Directive: Determine how many lines include the word "организацией", then give that number and nothing more.

**** Input

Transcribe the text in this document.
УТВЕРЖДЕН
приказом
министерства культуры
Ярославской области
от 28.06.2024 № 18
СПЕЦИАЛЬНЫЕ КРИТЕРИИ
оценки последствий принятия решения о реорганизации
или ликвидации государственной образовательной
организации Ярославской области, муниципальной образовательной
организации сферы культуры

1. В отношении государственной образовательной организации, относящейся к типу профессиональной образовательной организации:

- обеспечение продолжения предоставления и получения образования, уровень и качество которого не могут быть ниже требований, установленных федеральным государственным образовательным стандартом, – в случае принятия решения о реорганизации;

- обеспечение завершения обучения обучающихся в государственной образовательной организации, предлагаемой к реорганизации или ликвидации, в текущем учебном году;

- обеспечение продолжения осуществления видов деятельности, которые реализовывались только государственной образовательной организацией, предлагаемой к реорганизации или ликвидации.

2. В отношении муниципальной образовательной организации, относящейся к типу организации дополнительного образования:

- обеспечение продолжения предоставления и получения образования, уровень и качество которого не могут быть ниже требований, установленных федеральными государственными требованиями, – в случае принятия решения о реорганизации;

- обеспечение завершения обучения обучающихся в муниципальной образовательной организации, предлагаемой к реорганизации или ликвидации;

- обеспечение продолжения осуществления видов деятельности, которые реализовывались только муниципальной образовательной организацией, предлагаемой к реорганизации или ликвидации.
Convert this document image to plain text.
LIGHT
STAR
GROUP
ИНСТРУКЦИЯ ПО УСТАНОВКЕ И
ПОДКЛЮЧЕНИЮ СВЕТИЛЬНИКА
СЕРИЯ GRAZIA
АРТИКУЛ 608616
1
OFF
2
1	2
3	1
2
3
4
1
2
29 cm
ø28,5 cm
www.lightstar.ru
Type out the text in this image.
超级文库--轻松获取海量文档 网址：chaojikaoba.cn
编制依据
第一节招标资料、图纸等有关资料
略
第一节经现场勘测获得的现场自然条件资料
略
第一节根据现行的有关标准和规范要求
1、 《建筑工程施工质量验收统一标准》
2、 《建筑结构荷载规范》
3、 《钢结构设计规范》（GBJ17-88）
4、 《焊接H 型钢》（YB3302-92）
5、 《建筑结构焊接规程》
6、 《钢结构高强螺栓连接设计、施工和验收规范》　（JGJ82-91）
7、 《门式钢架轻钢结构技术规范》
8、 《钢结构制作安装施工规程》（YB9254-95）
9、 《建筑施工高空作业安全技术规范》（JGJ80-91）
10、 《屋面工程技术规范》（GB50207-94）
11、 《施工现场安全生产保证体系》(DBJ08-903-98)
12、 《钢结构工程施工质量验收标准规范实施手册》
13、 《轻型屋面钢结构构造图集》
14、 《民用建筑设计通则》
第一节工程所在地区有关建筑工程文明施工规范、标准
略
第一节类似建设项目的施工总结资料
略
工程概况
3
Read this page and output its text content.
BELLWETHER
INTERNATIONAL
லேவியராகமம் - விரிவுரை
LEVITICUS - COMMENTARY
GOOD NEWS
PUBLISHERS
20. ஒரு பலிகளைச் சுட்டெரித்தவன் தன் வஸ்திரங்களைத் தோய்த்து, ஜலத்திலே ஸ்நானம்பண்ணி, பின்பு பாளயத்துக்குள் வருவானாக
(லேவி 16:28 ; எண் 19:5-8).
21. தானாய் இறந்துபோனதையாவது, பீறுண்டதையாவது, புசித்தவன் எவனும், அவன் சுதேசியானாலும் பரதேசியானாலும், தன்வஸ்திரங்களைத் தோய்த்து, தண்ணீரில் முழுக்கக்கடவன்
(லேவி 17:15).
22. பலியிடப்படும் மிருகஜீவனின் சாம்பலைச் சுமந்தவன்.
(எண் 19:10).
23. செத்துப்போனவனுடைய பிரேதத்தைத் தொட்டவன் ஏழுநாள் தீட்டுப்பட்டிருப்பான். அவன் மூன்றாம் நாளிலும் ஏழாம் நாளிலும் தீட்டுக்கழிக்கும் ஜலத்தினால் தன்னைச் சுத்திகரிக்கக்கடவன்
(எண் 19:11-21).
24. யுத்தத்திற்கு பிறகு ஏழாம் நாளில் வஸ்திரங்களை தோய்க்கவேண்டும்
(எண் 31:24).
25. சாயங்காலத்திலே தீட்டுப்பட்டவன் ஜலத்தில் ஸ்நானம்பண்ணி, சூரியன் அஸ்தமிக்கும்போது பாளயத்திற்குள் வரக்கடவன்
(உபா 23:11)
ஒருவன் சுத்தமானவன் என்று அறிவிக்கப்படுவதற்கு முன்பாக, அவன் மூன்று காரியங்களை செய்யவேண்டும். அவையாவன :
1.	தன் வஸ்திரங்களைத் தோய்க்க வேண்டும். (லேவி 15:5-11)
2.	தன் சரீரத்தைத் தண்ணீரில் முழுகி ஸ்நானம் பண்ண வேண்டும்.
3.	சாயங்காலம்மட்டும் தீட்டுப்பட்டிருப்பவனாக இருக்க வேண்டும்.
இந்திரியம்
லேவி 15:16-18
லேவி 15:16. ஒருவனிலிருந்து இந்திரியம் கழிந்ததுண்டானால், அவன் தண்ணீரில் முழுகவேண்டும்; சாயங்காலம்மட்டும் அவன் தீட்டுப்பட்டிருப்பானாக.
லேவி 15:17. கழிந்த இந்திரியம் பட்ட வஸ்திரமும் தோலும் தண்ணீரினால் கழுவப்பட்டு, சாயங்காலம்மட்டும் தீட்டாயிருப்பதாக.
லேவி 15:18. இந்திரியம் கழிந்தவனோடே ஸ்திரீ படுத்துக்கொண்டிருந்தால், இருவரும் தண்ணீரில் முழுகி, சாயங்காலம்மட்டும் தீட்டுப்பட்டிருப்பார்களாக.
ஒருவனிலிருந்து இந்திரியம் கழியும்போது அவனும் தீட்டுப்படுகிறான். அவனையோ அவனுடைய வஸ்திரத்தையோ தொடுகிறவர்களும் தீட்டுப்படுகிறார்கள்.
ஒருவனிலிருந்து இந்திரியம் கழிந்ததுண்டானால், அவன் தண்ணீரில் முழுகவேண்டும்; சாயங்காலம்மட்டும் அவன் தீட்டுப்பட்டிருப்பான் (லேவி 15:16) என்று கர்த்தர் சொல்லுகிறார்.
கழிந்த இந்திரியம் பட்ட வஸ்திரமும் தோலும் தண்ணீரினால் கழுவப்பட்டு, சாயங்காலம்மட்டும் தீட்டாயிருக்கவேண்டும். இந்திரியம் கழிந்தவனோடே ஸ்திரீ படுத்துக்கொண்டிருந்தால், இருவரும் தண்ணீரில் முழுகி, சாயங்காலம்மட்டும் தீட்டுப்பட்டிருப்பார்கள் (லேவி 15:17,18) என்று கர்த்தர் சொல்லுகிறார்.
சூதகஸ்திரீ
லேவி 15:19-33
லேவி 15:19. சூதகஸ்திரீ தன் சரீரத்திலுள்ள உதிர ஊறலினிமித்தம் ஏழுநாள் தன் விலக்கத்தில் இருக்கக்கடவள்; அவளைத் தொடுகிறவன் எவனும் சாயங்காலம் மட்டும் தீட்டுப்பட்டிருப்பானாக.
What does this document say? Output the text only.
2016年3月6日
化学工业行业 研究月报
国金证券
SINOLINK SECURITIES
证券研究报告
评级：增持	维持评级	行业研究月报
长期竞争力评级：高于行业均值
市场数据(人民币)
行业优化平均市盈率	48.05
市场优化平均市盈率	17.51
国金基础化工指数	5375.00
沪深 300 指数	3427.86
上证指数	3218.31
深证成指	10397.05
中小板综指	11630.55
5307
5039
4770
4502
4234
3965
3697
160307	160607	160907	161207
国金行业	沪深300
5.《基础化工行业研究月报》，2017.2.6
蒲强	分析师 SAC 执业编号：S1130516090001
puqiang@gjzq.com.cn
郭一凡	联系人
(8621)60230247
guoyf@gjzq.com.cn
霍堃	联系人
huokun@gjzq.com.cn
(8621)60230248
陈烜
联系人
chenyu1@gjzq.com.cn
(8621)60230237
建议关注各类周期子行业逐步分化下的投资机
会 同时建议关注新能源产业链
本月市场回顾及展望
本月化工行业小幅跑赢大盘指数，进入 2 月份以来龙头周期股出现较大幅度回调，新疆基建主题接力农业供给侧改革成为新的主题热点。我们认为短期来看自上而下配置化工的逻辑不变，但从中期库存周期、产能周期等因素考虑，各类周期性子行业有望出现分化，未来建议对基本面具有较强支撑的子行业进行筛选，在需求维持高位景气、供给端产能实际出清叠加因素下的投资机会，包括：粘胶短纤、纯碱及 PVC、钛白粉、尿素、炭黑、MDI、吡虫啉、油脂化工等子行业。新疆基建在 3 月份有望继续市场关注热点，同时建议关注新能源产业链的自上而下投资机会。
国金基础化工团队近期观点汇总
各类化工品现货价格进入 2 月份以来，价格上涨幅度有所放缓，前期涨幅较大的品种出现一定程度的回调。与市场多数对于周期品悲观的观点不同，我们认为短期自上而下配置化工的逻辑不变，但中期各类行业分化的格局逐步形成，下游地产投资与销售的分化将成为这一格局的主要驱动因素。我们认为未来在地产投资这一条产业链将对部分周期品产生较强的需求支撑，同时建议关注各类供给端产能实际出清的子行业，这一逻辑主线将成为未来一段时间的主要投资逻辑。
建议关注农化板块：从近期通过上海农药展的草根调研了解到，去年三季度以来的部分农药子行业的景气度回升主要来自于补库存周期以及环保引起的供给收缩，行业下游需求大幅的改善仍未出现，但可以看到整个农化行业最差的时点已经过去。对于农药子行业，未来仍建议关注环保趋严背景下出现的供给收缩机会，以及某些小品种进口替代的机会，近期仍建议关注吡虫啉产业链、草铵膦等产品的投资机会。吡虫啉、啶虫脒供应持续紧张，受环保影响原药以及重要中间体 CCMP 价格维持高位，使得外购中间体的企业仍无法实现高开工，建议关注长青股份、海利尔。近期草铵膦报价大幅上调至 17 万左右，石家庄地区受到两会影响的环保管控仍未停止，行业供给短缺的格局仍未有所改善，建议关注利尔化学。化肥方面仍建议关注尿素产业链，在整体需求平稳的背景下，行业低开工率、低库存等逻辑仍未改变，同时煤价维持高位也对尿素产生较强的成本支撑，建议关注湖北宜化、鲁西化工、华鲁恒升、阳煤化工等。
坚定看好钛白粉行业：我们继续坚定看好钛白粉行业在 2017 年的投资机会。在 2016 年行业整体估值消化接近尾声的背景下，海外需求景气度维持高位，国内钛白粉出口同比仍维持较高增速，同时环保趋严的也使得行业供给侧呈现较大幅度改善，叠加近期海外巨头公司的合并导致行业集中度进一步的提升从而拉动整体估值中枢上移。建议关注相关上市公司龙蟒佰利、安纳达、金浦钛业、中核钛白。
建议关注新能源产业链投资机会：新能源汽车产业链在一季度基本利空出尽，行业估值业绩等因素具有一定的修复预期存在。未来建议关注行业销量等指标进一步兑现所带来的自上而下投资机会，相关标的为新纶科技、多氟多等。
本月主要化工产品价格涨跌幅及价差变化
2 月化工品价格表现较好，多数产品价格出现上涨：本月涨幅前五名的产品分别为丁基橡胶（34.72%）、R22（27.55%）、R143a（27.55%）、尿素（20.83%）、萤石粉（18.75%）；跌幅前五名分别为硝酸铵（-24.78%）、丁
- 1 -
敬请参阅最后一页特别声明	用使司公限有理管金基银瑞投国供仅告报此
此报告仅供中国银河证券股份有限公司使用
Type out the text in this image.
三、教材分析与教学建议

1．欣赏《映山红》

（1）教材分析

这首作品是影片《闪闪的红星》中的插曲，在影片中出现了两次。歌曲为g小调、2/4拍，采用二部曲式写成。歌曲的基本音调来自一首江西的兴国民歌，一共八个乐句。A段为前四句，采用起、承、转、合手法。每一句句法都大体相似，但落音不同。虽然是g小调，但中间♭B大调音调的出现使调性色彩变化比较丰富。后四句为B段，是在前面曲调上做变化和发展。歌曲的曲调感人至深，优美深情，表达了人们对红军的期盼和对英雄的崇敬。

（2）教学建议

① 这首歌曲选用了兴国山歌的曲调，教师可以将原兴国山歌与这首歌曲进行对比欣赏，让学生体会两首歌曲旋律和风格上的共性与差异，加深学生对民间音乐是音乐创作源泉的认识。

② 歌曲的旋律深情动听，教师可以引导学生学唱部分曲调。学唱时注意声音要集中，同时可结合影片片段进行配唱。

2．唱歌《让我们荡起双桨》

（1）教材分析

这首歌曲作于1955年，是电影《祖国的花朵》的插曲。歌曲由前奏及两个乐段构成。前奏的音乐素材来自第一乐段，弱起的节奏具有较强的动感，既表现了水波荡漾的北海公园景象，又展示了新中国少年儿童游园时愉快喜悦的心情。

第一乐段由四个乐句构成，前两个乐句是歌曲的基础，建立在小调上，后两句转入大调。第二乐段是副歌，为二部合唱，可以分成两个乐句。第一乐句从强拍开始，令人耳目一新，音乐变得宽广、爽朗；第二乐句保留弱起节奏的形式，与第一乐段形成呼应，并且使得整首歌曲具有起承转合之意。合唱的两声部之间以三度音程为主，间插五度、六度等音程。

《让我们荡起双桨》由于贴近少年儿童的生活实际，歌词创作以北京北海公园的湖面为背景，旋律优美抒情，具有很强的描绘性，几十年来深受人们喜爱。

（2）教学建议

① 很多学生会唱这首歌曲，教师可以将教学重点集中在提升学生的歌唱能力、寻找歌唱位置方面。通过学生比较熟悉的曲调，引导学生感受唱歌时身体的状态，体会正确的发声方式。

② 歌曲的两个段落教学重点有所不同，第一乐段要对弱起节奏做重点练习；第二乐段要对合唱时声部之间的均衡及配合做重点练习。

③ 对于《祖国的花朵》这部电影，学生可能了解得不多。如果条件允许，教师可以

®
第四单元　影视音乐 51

********

Solution for this problem: 2